Copy each line where the word "IMPROVING" occurs.
===== MATERIAL PROVIDED =====
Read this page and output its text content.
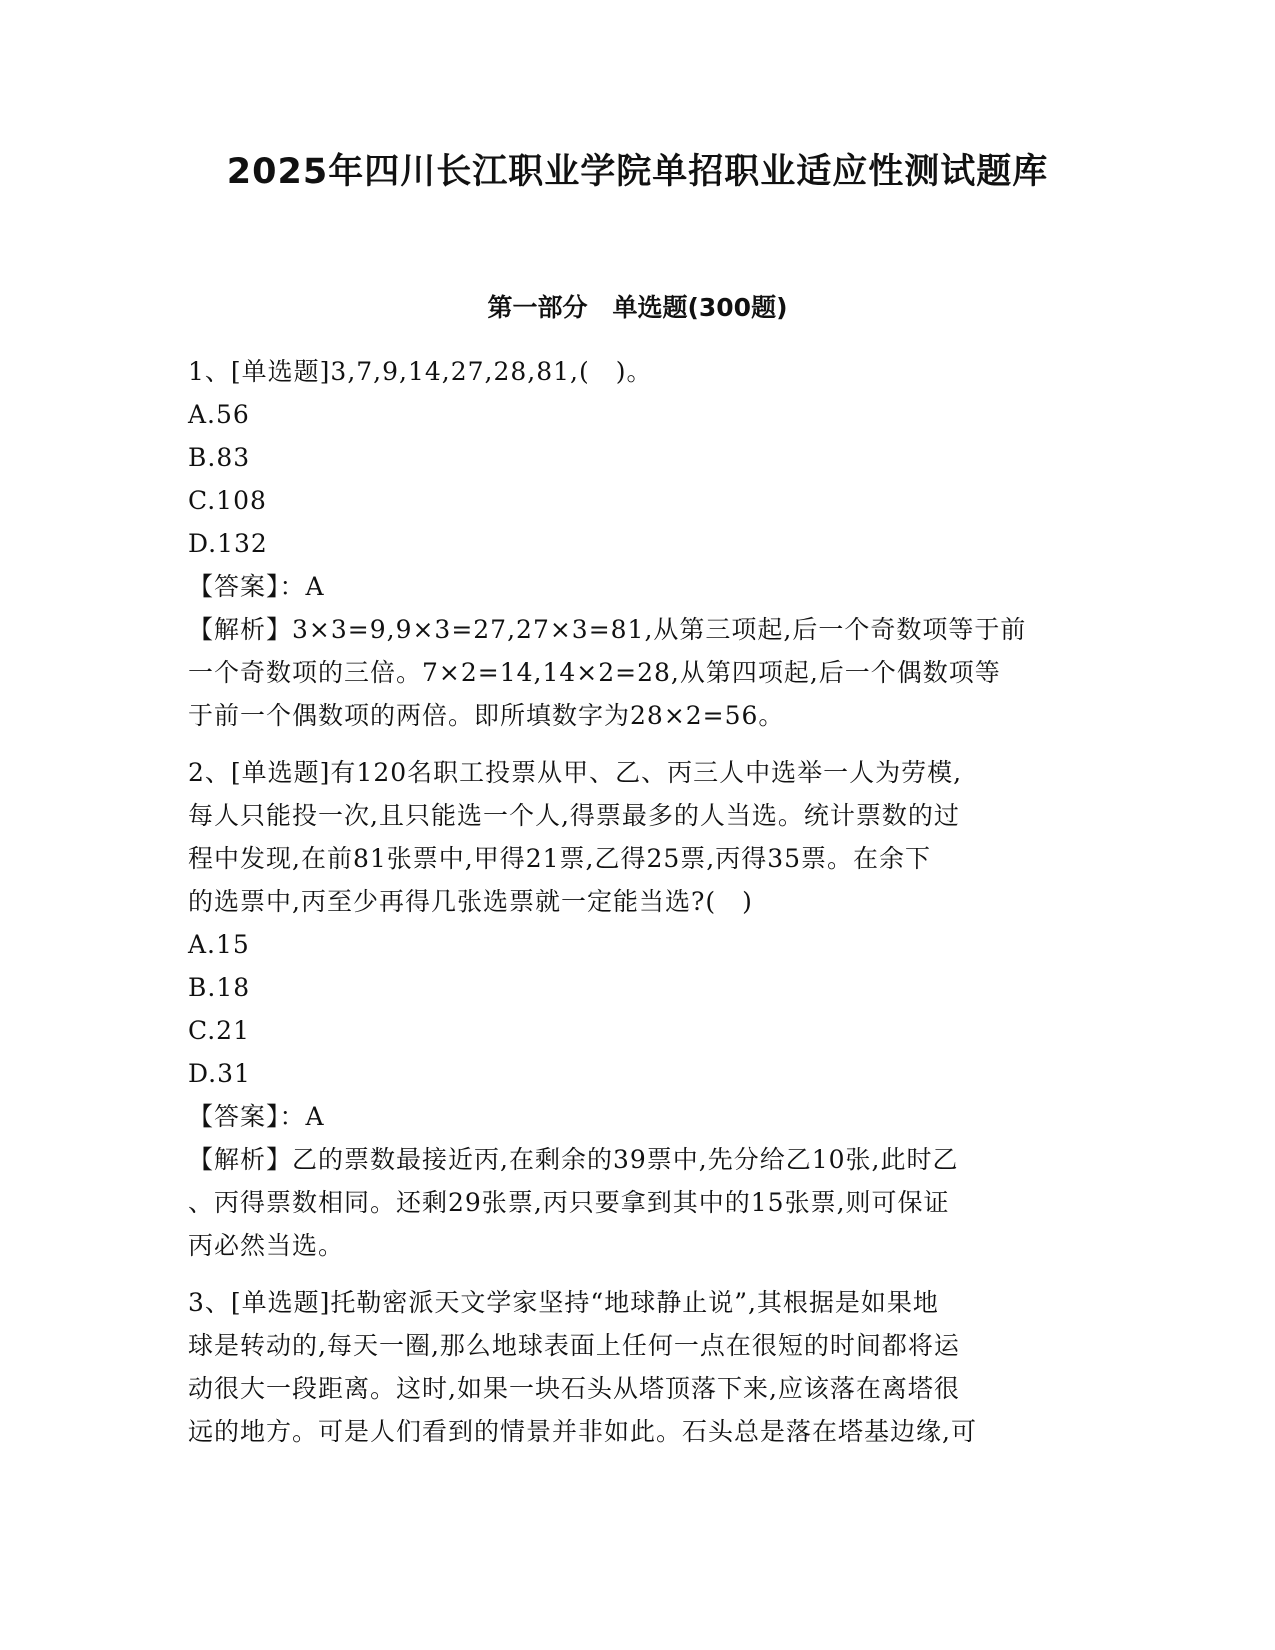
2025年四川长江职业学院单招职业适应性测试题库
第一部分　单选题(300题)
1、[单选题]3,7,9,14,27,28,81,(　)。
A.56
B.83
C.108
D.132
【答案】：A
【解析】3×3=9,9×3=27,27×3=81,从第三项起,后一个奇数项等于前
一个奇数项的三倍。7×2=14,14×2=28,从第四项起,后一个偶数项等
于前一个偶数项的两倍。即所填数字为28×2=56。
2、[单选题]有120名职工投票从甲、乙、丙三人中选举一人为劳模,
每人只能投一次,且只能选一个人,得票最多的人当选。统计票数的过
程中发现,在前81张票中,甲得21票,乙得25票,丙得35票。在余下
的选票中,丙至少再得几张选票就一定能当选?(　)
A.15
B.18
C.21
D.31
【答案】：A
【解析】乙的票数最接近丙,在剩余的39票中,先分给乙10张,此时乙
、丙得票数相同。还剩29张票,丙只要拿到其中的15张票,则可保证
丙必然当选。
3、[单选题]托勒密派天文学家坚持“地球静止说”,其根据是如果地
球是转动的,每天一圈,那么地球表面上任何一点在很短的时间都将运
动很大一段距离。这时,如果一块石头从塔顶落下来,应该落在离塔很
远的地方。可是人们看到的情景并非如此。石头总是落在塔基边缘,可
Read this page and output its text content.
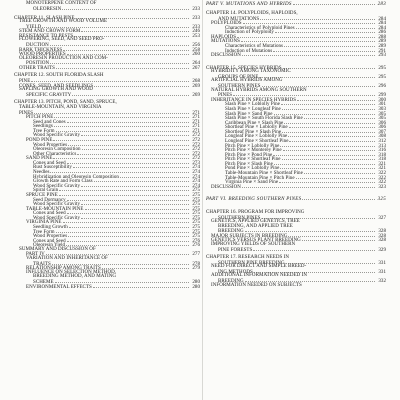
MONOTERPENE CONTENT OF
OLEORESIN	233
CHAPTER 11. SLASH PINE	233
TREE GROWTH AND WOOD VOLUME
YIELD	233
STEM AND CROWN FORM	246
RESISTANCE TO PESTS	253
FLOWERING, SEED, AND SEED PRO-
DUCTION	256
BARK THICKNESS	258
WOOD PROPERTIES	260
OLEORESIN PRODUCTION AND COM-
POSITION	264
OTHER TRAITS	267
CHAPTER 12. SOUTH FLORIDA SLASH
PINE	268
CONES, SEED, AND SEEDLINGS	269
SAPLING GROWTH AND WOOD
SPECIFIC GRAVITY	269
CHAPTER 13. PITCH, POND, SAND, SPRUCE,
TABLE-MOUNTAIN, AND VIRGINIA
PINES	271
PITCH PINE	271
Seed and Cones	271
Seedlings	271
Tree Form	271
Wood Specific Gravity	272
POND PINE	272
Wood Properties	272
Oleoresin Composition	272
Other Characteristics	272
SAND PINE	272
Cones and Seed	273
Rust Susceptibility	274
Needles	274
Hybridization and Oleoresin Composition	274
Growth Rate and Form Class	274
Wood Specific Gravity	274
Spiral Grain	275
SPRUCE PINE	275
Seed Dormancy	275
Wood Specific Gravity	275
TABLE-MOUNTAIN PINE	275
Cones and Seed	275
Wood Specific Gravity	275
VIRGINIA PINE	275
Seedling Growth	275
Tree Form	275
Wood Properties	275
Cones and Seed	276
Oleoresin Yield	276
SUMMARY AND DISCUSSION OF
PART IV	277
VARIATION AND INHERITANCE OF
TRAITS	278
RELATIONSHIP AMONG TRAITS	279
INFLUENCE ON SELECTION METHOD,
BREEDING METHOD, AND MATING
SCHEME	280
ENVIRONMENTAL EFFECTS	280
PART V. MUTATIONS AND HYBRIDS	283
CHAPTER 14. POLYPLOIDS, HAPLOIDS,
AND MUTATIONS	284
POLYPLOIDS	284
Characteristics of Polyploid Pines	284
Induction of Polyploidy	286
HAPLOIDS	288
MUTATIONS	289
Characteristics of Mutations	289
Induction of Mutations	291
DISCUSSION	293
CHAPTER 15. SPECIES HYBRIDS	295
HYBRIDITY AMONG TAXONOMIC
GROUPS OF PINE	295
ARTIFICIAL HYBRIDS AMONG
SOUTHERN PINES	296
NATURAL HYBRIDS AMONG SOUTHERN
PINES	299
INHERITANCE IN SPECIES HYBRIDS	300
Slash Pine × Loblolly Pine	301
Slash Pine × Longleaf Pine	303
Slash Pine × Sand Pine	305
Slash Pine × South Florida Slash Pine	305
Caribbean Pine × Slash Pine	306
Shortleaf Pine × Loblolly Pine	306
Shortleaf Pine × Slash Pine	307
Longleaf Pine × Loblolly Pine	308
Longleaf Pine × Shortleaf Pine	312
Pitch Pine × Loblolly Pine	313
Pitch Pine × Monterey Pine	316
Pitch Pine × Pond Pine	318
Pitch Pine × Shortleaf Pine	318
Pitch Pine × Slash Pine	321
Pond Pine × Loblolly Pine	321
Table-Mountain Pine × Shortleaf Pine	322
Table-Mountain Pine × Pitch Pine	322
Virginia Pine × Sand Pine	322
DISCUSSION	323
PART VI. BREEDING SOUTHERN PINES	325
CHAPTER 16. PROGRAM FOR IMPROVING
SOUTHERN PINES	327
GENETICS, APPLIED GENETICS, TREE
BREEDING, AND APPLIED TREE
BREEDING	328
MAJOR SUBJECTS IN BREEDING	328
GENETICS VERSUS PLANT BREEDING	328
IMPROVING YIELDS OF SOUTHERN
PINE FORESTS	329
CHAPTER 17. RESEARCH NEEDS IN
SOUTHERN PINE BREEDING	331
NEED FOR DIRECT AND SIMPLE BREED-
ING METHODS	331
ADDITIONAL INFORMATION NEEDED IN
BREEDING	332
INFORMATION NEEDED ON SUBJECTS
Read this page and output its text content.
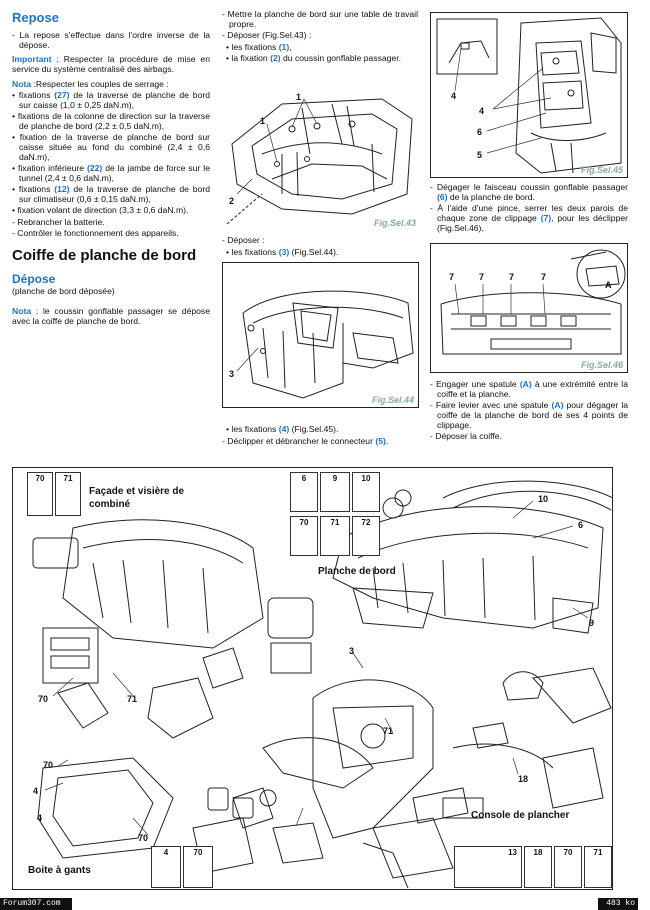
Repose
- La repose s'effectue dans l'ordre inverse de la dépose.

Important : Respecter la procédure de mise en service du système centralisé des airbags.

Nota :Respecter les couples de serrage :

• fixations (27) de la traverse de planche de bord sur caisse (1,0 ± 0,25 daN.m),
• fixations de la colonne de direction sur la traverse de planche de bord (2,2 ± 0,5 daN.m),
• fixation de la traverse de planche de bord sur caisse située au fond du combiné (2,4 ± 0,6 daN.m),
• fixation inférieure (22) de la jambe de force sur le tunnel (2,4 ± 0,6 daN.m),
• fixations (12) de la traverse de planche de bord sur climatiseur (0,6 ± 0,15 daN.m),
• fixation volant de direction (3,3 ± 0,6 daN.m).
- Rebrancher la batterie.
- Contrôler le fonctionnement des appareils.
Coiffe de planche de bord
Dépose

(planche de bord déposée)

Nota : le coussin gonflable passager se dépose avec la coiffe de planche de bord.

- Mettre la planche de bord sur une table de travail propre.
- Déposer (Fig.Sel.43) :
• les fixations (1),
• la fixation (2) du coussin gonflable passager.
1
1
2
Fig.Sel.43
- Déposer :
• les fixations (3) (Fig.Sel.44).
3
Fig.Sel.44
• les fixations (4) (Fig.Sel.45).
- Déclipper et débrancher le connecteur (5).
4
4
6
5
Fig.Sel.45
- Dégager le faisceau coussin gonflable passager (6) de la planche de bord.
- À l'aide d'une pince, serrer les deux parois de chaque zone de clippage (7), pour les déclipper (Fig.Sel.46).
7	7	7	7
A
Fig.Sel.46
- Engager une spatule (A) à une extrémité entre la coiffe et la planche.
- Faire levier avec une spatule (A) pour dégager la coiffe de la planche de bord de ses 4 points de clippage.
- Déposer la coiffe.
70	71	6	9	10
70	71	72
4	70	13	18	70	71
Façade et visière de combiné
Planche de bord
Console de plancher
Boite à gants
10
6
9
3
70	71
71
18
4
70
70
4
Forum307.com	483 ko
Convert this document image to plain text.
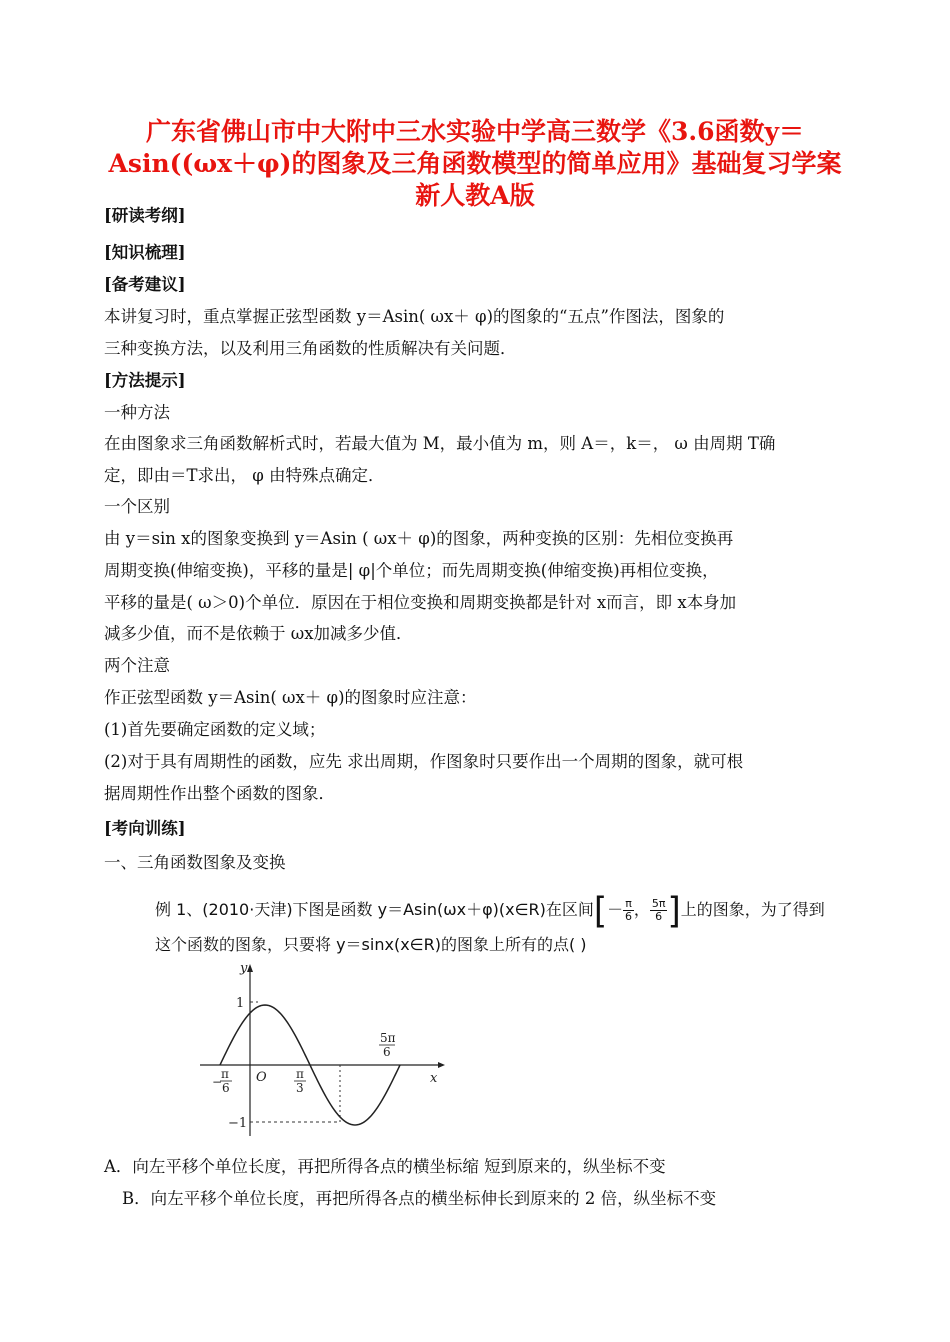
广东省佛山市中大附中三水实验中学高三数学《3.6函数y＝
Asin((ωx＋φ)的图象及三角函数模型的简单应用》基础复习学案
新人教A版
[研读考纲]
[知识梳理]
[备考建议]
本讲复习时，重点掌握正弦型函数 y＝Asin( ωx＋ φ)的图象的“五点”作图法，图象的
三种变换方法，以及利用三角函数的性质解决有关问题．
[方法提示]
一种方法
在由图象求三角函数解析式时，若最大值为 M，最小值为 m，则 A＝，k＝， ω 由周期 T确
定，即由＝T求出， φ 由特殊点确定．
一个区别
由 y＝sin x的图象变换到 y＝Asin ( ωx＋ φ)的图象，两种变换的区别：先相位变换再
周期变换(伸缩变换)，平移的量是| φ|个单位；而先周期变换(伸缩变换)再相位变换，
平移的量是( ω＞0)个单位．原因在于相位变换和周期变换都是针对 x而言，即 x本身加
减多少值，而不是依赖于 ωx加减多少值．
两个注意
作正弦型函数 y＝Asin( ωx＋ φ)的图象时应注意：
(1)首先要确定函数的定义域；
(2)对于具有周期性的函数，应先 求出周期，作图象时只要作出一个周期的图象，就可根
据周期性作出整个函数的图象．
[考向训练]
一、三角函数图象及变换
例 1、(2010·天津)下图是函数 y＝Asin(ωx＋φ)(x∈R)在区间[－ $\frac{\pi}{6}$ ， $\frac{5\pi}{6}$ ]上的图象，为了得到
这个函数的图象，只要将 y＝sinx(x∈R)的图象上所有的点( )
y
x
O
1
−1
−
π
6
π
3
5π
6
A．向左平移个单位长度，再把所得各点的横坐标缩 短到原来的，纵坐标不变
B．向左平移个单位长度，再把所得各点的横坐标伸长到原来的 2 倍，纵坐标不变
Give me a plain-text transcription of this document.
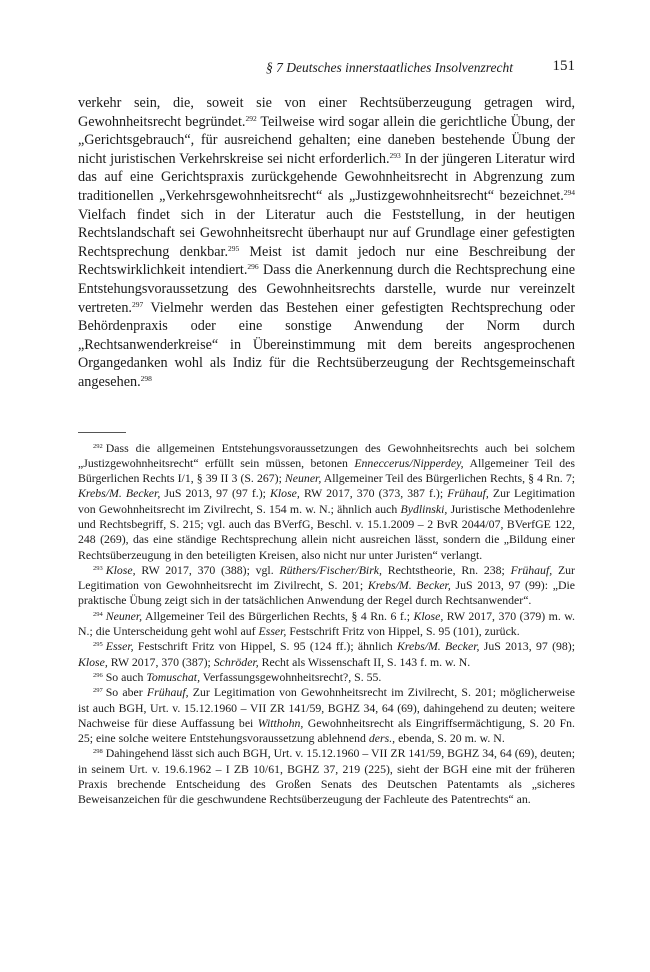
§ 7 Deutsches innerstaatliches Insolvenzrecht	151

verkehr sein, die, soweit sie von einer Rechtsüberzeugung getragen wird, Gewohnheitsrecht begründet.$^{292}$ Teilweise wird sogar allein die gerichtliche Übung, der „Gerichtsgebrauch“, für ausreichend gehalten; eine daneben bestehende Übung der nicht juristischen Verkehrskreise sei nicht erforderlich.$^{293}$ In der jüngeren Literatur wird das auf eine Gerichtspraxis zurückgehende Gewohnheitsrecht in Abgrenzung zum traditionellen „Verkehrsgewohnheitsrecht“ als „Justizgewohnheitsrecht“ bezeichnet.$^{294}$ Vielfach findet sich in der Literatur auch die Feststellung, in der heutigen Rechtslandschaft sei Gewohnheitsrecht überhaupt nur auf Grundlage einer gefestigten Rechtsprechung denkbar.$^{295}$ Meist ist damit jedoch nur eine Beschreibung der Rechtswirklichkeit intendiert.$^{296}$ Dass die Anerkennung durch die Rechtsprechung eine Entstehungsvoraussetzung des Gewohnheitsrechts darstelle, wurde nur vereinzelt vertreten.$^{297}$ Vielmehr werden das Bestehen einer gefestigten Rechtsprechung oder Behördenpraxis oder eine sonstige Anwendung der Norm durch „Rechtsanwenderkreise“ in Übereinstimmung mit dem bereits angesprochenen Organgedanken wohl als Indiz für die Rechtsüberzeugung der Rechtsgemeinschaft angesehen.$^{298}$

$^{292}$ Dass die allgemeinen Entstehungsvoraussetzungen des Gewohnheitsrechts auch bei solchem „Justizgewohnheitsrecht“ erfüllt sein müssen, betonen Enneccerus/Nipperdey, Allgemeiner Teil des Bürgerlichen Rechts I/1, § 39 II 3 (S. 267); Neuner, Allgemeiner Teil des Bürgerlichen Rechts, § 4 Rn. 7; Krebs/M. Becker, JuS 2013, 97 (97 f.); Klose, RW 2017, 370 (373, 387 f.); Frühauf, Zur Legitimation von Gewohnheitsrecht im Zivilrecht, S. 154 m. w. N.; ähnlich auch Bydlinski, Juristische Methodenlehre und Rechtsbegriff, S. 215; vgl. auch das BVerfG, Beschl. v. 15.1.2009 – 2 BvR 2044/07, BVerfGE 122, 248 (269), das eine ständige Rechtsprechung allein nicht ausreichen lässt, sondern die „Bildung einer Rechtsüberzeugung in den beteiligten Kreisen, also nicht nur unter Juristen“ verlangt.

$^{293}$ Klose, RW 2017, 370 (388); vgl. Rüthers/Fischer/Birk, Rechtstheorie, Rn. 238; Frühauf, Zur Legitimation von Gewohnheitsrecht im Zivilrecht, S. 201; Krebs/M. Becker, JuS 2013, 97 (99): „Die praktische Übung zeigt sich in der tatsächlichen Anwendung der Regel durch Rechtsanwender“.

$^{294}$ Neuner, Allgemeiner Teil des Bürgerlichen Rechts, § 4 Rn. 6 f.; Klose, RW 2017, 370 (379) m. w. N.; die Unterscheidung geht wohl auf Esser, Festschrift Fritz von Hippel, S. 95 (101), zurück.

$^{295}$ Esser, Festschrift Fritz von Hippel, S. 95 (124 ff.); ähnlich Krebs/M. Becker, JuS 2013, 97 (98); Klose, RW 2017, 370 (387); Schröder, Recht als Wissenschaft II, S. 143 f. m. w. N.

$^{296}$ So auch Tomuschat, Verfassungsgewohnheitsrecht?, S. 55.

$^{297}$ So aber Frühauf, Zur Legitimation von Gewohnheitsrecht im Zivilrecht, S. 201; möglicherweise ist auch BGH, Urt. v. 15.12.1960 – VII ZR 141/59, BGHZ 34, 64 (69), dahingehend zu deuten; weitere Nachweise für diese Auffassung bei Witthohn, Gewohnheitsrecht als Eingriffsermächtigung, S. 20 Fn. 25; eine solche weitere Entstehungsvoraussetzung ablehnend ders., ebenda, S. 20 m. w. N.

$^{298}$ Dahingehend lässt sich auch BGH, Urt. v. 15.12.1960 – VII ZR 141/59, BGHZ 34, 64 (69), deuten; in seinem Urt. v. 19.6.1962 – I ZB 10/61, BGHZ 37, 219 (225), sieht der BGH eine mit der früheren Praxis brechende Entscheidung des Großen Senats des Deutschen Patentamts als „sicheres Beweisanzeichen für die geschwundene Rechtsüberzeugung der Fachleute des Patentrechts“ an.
=====
RESULT OF THIS TASK:
CHAPTER 16. PROGRAM FOR IMPROVING
IMPROVING YIELDS OF SOUTHERN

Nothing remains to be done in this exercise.